__STATED PROBLEM__:
Can all of these lines be returned exactly?

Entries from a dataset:
########################################

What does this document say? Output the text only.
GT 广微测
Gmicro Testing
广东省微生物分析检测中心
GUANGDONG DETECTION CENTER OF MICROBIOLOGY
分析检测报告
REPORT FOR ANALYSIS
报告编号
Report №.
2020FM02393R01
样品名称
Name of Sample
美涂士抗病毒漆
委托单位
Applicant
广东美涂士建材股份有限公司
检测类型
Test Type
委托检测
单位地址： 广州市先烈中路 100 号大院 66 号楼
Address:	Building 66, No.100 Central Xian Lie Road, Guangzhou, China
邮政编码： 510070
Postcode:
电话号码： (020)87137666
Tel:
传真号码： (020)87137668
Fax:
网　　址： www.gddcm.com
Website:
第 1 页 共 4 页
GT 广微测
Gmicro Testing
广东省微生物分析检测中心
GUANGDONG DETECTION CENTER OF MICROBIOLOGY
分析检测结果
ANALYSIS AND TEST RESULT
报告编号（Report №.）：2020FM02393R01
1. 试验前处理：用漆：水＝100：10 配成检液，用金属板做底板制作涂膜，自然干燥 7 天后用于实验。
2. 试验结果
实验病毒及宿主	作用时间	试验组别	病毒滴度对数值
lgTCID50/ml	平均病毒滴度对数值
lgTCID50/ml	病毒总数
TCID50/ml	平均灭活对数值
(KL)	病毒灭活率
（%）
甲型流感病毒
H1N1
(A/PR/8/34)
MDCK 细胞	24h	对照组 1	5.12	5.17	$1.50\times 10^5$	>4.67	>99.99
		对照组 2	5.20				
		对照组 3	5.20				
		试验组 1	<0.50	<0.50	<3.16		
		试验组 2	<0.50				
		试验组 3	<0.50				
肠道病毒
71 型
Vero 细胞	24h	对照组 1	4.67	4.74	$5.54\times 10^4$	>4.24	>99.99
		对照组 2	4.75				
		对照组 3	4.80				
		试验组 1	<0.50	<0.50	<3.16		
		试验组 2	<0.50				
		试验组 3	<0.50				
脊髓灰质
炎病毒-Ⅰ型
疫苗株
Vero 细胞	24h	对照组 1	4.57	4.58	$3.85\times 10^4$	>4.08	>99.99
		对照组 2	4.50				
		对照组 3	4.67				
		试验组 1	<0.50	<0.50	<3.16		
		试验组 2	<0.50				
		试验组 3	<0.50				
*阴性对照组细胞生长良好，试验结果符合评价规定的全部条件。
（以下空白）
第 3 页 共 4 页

########################################

__SOLUTION BELOW__:
What does this document say? Output the text only.
GT 广微测
Gmicro Testing
广东省微生物分析检测中心
GUANGDONG DETECTION CENTER OF MICROBIOLOGY
分析检测报告
REPORT FOR ANALYSIS
报告编号
Report №.
2020FM02393R01
样品名称
Name of Sample
美涂士抗病毒漆
委托单位
Applicant
广东美涂士建材股份有限公司
检测类型
Test Type
委托检测
单位地址： 广州市先烈中路 100 号大院 66 号楼
Address:	Building 66, No.100 Central Xian Lie Road, Guangzhou, China
邮政编码： 510070
Postcode:
电话号码： (020)87137666
Tel:
传真号码： (020)87137668
Fax:
网　　址： www.gddcm.com
Website:
第 1 页 共 4 页
GT 广微测
Gmicro Testing
广东省微生物分析检测中心
GUANGDONG DETECTION CENTER OF MICROBIOLOGY
分析检测结果
ANALYSIS AND TEST RESULT
报告编号（Report №.）：2020FM02393R01
1. 试验前处理：用漆：水＝100：10 配成检液，用金属板做底板制作涂膜，自然干燥 7 天后用于实验。
2. 试验结果
实验病毒及宿主	作用时间	试验组别	病毒滴度对数值
lgTCID50/ml	平均病毒滴度对数值
lgTCID50/ml	病毒总数
TCID50/ml	平均灭活对数值
(KL)	病毒灭活率
（%）
甲型流感病毒
H1N1
(A/PR/8/34)
MDCK 细胞	24h	对照组 1	5.12	5.17	$1.50\times 10^5$	>4.67	>99.99
		对照组 2	5.20				
		对照组 3	5.20				
		试验组 1	<0.50	<0.50	<3.16		
		试验组 2	<0.50				
		试验组 3	<0.50				
肠道病毒
71 型
Vero 细胞	24h	对照组 1	4.67	4.74	$5.54\times 10^4$	>4.24	>99.99
		对照组 2	4.75				
		对照组 3	4.80				
		试验组 1	<0.50	<0.50	<3.16		
		试验组 2	<0.50				
		试验组 3	<0.50				
脊髓灰质
炎病毒-Ⅰ型
疫苗株
Vero 细胞	24h	对照组 1	4.57	4.58	$3.85\times 10^4$	>4.08	>99.99
		对照组 2	4.50				
		对照组 3	4.67				
		试验组 1	<0.50	<0.50	<3.16		
		试验组 2	<0.50				
		试验组 3	<0.50				
*阴性对照组细胞生长良好，试验结果符合评价规定的全部条件。
（以下空白）
第 3 页 共 4 页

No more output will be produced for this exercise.